## ESERCIZIO 1
Rispondi a queste domande sul brano dedicato all'olio extravergine di oliva:
(a) Da dove nasce la qualità di un olio extravergine di oliva?
(b) Quale temperatura non deve superare l'olio durante la lavorazione?
(c) Come si definisce l'olio se questa temperatura non viene superata?
## ESERCIZIO 2
Per favore, scrivi il seguito del brano sull'olio extravergine di oliva a partire dalla sua ultima frase.

Dalla pianta alla bottiglia

La qualità di un olio extravergine di oliva nasce dall’oliveto dove la distanza tra le piante, la potatura, e in generale le pratiche agronomiche devono mirare a ottenere la migliore qualità delle olive. Per proseguire poi con la raccolta delle olive nel momento giusto di maturazione, che non è lo stesso per tutte le varietà, da effettuare con mezzi di raccolta adeguati, rispettando tempi e modi corretti di stoccaggio delle olive in campo, fino alla consegna al frantoio per l’estrazione dell’olio

Oltre alla qualità delle olive e i tempi e le modalità della loro conservazione prima della frangitura, il mantenimento di una temperatura adeguata durante la lavorazione è uno degli aspetti dell’estrazione in cui il frantoiano gioca un ruolo fondamentale. “Per avere un buon prodotto e una buona trasformazione l’olio non deve superare la temperatura di 27 gradi. Se non vengono superati si dice che è un olio extravergine ottenuto a freddo”.

## DATI ESTRATTI
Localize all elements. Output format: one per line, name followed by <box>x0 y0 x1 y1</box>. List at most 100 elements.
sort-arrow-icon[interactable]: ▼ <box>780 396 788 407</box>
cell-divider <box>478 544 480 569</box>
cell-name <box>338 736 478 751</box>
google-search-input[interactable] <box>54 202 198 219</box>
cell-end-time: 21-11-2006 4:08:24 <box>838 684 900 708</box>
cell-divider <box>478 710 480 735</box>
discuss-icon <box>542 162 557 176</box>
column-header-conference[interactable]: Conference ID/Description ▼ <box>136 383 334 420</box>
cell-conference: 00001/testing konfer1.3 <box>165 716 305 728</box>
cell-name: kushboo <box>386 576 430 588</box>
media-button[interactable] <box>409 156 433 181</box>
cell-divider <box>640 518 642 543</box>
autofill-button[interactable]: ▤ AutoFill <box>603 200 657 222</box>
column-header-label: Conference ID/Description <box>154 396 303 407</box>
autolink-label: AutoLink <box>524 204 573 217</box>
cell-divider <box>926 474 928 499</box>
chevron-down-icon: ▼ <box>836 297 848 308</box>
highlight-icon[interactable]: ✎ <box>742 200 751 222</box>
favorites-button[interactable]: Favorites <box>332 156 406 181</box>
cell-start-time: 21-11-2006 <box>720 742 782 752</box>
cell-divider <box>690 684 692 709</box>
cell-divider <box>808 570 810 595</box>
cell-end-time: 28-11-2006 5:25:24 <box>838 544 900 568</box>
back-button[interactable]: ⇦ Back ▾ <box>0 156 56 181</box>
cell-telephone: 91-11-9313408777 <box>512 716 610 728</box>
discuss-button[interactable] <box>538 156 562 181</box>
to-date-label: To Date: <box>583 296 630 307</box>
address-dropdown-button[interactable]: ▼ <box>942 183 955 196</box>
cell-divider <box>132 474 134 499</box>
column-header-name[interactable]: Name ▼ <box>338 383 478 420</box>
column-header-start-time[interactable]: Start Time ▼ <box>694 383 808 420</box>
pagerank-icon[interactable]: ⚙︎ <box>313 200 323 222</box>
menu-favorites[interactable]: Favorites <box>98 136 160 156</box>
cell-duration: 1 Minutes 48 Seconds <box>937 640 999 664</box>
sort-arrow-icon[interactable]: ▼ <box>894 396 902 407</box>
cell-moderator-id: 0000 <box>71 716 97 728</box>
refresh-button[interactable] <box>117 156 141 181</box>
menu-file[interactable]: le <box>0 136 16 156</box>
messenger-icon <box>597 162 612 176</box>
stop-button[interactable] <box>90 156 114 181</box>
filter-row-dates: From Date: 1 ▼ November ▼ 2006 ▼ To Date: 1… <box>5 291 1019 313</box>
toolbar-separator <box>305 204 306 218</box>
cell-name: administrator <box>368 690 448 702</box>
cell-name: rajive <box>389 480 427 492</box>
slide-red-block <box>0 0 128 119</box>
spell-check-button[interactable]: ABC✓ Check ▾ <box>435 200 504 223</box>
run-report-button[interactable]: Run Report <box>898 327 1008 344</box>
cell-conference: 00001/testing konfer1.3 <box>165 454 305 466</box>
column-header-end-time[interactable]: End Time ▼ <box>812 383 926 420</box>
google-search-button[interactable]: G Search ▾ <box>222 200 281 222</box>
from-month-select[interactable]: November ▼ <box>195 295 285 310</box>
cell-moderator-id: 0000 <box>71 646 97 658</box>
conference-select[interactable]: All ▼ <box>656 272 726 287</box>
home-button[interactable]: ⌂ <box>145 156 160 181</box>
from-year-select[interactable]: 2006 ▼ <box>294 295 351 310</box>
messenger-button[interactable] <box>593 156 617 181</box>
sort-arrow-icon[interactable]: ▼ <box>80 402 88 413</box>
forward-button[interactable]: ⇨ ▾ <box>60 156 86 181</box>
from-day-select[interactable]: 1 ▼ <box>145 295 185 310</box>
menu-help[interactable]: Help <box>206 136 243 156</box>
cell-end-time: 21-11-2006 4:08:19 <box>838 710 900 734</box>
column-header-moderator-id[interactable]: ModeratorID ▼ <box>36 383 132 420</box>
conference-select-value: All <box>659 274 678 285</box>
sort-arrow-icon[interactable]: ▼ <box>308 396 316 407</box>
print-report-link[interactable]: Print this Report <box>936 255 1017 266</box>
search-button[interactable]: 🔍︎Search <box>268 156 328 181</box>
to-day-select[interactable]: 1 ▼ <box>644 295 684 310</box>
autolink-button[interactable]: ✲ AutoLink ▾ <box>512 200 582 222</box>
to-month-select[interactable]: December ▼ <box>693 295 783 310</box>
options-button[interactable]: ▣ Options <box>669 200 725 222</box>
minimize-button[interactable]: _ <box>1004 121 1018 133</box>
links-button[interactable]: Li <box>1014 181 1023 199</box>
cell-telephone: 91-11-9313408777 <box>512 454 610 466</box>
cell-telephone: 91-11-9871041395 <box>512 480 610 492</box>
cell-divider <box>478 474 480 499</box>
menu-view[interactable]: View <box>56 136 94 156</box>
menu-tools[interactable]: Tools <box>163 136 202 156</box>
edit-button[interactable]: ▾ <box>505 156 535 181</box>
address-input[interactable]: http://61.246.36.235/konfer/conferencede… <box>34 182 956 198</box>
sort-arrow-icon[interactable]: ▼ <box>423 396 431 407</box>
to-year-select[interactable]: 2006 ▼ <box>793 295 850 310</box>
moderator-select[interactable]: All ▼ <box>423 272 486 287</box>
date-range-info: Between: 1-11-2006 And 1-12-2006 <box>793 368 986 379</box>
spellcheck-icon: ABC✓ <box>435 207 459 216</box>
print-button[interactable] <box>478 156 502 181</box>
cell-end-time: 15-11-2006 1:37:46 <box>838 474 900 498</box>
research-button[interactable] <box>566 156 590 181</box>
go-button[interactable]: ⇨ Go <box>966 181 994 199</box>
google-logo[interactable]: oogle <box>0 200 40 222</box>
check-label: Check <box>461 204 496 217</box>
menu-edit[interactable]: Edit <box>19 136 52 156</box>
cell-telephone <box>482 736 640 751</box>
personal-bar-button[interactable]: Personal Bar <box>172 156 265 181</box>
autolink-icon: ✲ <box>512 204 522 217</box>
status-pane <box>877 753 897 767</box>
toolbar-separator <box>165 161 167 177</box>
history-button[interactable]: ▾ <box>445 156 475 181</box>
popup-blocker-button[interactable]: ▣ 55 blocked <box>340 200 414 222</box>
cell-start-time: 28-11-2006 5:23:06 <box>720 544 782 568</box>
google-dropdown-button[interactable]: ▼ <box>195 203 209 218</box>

## SOLUZIONE 1
(a) Dall'oliveto.
(b) 27 gradi.
(c) Olio extravergine ottenuto a freddo.

## SOLUZIONE 2
Dopo l’estrazione dell’olio un passaggio chiave è quello della conservazione. Lo stoccaggio nei serbatoi in acciaio inox, protegge il prodotto dalla luce, e il mantenimento di una temperatura compresa tra 12 e 18 gradi, è essenziale per mantenere le proprietà del prodotto finale. Prima di essere imbottigliato, inoltre, l’olio extra vergine viene filtrato. “Vengono cioè eliminate tutte le impurità. consistenti in micro goccioline di acqua vegetale e particelle solide derivanti dalla polpa delle olive – la cui presenza determina la torbidità dell’olio –  possono innescare processi di fermentazione che degradano le caratteristiche sensoriali e chimiche del prodotto. Mentre molte persone credono che un olio torbido sia più genuino, in realtà l’olio non filtrato è buono se consumato appena franto ma non è adatto alle esigenze della maggior parte dei consumatori che lo usano anche a distanza di mesi dalla sua estrazione.

È quindi importante essere chiari su quali siano le caratteristiche di un olio di qualità, sfatando i miti sulla sua conservazione e sul suo utilizzo. Per fare questo è necessario innanzitutto capire come vengono coltivate, raccolte e frante le olive e conservato l’olio evo ottenuto, quello che non è un semplice alimento ma qualcosa che ci nutre ogni giorno regalandoci momenti di piacere a tavola ma anche un’infinità di virtù benefiche a portata di mano.